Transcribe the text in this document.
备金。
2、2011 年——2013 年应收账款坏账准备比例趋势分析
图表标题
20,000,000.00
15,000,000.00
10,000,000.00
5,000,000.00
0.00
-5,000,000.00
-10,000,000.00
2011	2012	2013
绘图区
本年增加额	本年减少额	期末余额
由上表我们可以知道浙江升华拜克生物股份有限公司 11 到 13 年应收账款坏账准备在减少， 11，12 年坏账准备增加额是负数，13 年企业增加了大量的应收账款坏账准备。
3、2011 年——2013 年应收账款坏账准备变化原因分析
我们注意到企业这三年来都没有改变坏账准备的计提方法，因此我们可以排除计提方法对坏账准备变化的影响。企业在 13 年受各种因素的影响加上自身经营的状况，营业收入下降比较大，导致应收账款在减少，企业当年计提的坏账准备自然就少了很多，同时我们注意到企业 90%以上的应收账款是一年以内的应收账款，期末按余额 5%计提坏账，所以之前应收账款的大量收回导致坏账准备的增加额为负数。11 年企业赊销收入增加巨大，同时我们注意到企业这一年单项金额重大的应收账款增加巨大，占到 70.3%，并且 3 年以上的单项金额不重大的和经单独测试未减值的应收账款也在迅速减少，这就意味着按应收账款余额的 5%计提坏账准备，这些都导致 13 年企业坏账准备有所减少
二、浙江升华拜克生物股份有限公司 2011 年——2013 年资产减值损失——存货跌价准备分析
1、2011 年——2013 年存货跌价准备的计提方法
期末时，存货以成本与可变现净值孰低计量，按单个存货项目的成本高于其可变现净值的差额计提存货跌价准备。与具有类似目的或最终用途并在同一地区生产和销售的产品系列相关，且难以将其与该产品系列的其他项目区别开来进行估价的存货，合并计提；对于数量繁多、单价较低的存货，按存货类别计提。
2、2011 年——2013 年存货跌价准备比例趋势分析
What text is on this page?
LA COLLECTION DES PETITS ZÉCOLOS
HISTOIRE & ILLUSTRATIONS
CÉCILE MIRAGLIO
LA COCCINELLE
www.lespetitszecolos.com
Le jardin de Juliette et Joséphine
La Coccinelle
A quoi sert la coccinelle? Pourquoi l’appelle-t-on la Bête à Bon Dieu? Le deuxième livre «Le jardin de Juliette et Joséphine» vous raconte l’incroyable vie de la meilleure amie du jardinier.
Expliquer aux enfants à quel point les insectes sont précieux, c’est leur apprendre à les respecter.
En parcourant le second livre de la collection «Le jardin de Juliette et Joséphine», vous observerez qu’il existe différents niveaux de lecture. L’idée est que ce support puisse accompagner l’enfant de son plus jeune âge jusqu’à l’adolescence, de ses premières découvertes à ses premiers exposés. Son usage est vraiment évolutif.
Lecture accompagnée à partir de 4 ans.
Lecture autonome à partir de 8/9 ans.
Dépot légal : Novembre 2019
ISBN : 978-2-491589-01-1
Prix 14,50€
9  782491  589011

• [Aim] Return the entries in full, keeping every line exactly as it is.

• [Result of this task]
Transcribe the text in this document.
备金。
2、2011 年——2013 年应收账款坏账准备比例趋势分析
图表标题
20,000,000.00
15,000,000.00
10,000,000.00
5,000,000.00
0.00
-5,000,000.00
-10,000,000.00
2011	2012	2013
绘图区
本年增加额	本年减少额	期末余额
由上表我们可以知道浙江升华拜克生物股份有限公司 11 到 13 年应收账款坏账准备在减少， 11，12 年坏账准备增加额是负数，13 年企业增加了大量的应收账款坏账准备。
3、2011 年——2013 年应收账款坏账准备变化原因分析
我们注意到企业这三年来都没有改变坏账准备的计提方法，因此我们可以排除计提方法对坏账准备变化的影响。企业在 13 年受各种因素的影响加上自身经营的状况，营业收入下降比较大，导致应收账款在减少，企业当年计提的坏账准备自然就少了很多，同时我们注意到企业 90%以上的应收账款是一年以内的应收账款，期末按余额 5%计提坏账，所以之前应收账款的大量收回导致坏账准备的增加额为负数。11 年企业赊销收入增加巨大，同时我们注意到企业这一年单项金额重大的应收账款增加巨大，占到 70.3%，并且 3 年以上的单项金额不重大的和经单独测试未减值的应收账款也在迅速减少，这就意味着按应收账款余额的 5%计提坏账准备，这些都导致 13 年企业坏账准备有所减少
二、浙江升华拜克生物股份有限公司 2011 年——2013 年资产减值损失——存货跌价准备分析
1、2011 年——2013 年存货跌价准备的计提方法
期末时，存货以成本与可变现净值孰低计量，按单个存货项目的成本高于其可变现净值的差额计提存货跌价准备。与具有类似目的或最终用途并在同一地区生产和销售的产品系列相关，且难以将其与该产品系列的其他项目区别开来进行估价的存货，合并计提；对于数量繁多、单价较低的存货，按存货类别计提。
2、2011 年——2013 年存货跌价准备比例趋势分析
What text is on this page?
LA COLLECTION DES PETITS ZÉCOLOS
HISTOIRE & ILLUSTRATIONS
CÉCILE MIRAGLIO
LA COCCINELLE
www.lespetitszecolos.com
Le jardin de Juliette et Joséphine
La Coccinelle
A quoi sert la coccinelle? Pourquoi l’appelle-t-on la Bête à Bon Dieu? Le deuxième livre «Le jardin de Juliette et Joséphine» vous raconte l’incroyable vie de la meilleure amie du jardinier.
Expliquer aux enfants à quel point les insectes sont précieux, c’est leur apprendre à les respecter.
En parcourant le second livre de la collection «Le jardin de Juliette et Joséphine», vous observerez qu’il existe différents niveaux de lecture. L’idée est que ce support puisse accompagner l’enfant de son plus jeune âge jusqu’à l’adolescence, de ses premières découvertes à ses premiers exposés. Son usage est vraiment évolutif.
Lecture accompagnée à partir de 4 ans.
Lecture autonome à partir de 8/9 ans.
Dépot légal : Novembre 2019
ISBN : 978-2-491589-01-1
Prix 14,50€
9  782491  589011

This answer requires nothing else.